▶ _Challenge_: In the material below, list every line carrying the string "this".

────────────────────────────────────────

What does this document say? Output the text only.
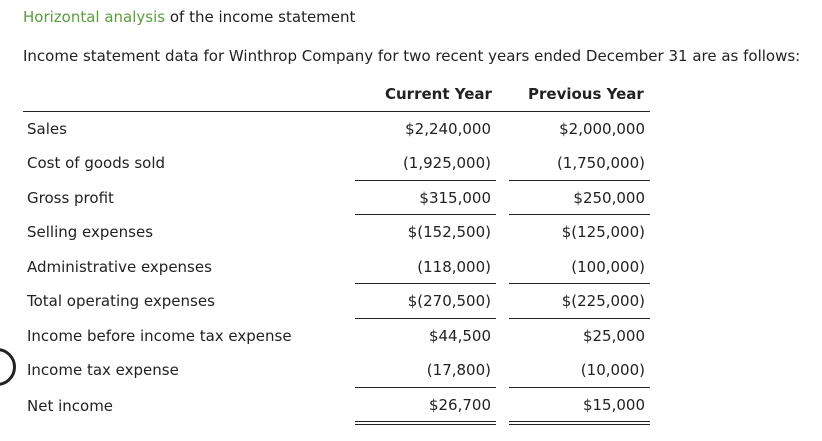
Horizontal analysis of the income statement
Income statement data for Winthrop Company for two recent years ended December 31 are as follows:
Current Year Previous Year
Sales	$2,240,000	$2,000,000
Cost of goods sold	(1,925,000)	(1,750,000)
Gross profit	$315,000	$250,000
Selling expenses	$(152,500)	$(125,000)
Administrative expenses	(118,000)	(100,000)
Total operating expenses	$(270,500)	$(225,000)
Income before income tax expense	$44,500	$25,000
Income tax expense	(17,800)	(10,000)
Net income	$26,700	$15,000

────────────────────────────────────────

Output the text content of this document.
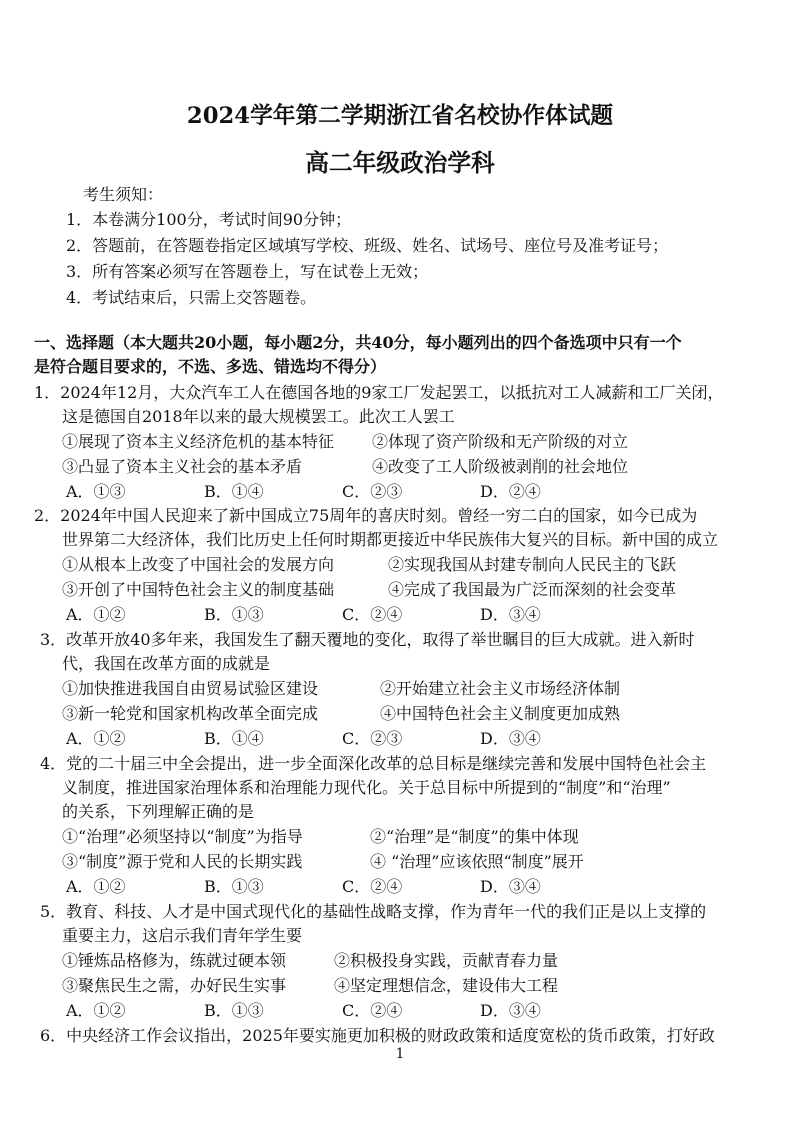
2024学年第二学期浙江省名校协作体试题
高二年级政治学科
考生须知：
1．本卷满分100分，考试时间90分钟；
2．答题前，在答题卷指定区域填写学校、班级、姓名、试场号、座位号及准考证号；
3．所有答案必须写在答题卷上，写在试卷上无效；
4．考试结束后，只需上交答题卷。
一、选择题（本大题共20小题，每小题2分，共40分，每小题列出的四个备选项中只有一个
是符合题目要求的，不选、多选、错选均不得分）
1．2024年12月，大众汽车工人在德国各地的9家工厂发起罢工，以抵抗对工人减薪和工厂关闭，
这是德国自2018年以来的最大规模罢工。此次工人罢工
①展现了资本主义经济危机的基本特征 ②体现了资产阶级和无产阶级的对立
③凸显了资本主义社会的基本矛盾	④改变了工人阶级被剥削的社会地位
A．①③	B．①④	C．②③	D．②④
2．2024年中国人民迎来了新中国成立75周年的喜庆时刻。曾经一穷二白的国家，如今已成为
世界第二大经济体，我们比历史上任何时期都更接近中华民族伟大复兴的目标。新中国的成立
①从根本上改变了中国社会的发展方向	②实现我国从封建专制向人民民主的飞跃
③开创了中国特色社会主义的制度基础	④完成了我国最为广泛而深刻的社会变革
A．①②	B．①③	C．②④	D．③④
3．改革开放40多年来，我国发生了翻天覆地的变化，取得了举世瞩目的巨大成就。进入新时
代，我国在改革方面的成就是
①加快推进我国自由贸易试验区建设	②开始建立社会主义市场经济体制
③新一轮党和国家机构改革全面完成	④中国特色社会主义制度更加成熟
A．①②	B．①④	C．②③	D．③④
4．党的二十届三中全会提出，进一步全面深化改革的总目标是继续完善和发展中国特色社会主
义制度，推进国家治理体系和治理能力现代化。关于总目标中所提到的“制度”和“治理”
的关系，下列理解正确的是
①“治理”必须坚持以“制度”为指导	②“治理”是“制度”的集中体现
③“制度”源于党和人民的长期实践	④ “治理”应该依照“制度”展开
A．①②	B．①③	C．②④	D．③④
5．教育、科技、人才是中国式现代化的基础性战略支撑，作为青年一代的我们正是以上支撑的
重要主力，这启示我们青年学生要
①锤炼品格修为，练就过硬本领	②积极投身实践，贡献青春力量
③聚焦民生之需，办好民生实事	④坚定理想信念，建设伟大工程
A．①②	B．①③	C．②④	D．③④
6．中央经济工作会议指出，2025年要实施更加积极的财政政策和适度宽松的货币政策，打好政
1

────────────────────────────────────────

▶ _Exercise result_:
What does this document say? Output the text only.
Output the text content of this document.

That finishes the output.